■ **REQUEST A**
In the fish-cooking thread, how many limes does the catfish tail soup call for per pound of fish?
■ **REQUEST B**
Reproduce the fish-cooking thread word for word, starting with "Let us know" and going on through "stuff on there!".

■ **DOCUMENT SEGMENT**

------------------------------------------------------------------------

# Try an International flavor to fish cooking.



## fishnchevy (Apr 2, 2011)

Hey ran across this site that has a few different recipes....

It will self translate to English.

Let us know how it comes out.....

Robert 

http://www.pescamediterraneo2.com/section-7.html


----------



## the pyromaniac (Oct 9, 2011)

There's some good stuff on there!

I found this one a few hours ago... http://www.cooks.com/rec/search/0,1-0,white_bass,FF.html

I would also like to pass along one of my favorites. One of my fishing buddies, Tóño the Mexican, is one of the top chefs/restauranteurs in southwest Virginia and eastern Kentucky. His specialty is a traditional Michoacán catfish tail soup.

Here's what you'll need:

Stock pot (at least 8 quarts)
water
Chicken or crab broth
Catfish, cut into steaks
2 limes for every pound of fish, quartered
Jalapeño peppers
potatoes
carrots
Cabbage
Any other vegetables that aren't nailed down
Peeled shrimp
Cilantro
Valentina hot sauce (3 drops per gallon)

------------------------------------------------------------------------

(Layout dataset entries)

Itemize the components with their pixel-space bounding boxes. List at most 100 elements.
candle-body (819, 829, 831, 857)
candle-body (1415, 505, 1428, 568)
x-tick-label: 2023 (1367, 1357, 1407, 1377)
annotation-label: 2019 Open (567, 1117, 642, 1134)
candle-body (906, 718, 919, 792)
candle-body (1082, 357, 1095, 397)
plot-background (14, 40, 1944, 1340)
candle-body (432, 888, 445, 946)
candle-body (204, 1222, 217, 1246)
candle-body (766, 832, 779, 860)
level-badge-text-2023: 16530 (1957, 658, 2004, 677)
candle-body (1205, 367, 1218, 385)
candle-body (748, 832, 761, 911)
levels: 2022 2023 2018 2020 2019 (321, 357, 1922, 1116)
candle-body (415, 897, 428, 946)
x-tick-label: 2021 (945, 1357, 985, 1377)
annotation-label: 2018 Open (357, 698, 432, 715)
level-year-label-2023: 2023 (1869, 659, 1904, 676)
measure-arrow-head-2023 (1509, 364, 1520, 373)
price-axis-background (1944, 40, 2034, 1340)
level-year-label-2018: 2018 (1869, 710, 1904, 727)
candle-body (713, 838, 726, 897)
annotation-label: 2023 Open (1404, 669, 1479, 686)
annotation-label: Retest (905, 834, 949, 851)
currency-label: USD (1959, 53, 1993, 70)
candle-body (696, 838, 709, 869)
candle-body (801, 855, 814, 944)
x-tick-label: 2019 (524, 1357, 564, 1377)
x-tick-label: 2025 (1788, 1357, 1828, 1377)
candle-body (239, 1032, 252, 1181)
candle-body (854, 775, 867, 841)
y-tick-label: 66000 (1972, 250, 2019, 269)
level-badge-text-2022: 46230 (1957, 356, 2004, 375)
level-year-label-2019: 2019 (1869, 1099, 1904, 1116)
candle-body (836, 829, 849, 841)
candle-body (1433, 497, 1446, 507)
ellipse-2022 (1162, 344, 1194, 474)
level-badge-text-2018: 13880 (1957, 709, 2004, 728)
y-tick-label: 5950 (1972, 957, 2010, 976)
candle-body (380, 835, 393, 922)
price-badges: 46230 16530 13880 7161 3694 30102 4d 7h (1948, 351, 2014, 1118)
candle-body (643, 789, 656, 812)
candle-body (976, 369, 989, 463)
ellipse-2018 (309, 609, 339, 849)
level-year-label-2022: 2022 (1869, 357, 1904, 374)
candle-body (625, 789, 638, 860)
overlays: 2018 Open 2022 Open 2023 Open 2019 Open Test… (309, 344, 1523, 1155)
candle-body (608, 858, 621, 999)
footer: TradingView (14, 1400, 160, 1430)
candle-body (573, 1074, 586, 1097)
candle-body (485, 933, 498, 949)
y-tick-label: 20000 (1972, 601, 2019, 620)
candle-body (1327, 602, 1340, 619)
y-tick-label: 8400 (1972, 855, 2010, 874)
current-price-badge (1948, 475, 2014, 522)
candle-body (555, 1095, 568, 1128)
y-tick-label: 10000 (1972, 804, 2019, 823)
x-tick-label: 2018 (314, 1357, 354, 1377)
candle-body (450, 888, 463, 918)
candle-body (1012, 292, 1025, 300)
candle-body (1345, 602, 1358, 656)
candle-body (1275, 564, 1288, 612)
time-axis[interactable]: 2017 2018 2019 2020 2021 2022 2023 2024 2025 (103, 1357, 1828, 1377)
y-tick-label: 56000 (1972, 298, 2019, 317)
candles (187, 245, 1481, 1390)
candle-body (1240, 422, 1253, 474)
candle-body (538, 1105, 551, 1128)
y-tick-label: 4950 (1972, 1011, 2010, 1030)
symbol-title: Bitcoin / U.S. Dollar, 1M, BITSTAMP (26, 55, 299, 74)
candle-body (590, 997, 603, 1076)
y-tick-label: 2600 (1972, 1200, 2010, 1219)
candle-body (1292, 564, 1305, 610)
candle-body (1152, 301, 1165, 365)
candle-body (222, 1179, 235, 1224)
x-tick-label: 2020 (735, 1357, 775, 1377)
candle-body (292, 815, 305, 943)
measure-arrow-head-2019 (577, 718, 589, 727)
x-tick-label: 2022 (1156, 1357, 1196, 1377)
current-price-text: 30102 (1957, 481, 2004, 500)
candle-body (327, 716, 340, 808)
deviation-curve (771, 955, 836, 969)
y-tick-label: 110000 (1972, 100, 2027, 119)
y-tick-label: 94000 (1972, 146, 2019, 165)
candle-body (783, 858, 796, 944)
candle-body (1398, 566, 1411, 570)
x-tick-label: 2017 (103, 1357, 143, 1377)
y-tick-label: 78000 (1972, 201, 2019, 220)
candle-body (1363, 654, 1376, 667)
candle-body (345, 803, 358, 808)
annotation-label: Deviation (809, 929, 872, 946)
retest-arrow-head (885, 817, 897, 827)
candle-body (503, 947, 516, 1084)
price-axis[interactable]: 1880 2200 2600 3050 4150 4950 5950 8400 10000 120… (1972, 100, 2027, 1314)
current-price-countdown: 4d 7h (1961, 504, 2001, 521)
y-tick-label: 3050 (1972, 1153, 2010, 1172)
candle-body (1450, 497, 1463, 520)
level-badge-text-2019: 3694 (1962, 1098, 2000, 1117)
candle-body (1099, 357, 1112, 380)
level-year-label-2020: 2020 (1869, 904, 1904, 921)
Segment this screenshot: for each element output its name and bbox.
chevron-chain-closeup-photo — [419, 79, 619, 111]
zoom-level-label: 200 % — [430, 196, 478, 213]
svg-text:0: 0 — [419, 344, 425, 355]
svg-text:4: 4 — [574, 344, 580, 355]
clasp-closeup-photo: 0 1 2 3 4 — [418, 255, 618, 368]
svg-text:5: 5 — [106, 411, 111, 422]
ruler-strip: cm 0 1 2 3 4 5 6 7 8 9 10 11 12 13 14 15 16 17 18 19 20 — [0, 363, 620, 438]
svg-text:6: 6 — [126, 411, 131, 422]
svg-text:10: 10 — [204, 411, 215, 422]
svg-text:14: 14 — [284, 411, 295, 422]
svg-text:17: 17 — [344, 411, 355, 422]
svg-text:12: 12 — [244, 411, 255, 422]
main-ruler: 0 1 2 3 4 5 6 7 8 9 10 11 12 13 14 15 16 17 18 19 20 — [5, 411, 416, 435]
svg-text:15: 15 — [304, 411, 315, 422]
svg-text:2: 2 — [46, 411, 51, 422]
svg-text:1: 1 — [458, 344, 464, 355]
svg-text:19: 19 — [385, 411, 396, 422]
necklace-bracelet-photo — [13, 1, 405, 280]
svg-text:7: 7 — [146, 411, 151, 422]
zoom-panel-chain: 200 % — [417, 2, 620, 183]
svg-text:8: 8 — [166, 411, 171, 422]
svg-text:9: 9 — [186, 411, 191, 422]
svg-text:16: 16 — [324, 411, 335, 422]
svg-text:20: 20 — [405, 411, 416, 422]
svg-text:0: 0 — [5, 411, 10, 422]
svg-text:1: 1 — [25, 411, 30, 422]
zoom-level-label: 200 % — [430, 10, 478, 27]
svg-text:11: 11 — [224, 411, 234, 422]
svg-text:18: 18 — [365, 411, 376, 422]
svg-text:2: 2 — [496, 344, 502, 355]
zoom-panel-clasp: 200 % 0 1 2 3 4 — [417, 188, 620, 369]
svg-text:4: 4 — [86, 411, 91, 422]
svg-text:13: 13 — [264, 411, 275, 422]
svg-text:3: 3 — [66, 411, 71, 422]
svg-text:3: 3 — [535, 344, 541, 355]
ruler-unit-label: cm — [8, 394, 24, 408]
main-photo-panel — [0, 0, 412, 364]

------------------------------------------------------------------------

■ **OUTPUT A**
Two limes for every pound of fish, quartered.

■ **OUTPUT B**
Let us know how it comes out.....

Robert 

http://www.pescamediterraneo2.com/section-7.html


----------



## the pyromaniac (Oct 9, 2011)

There's some good stuff on there!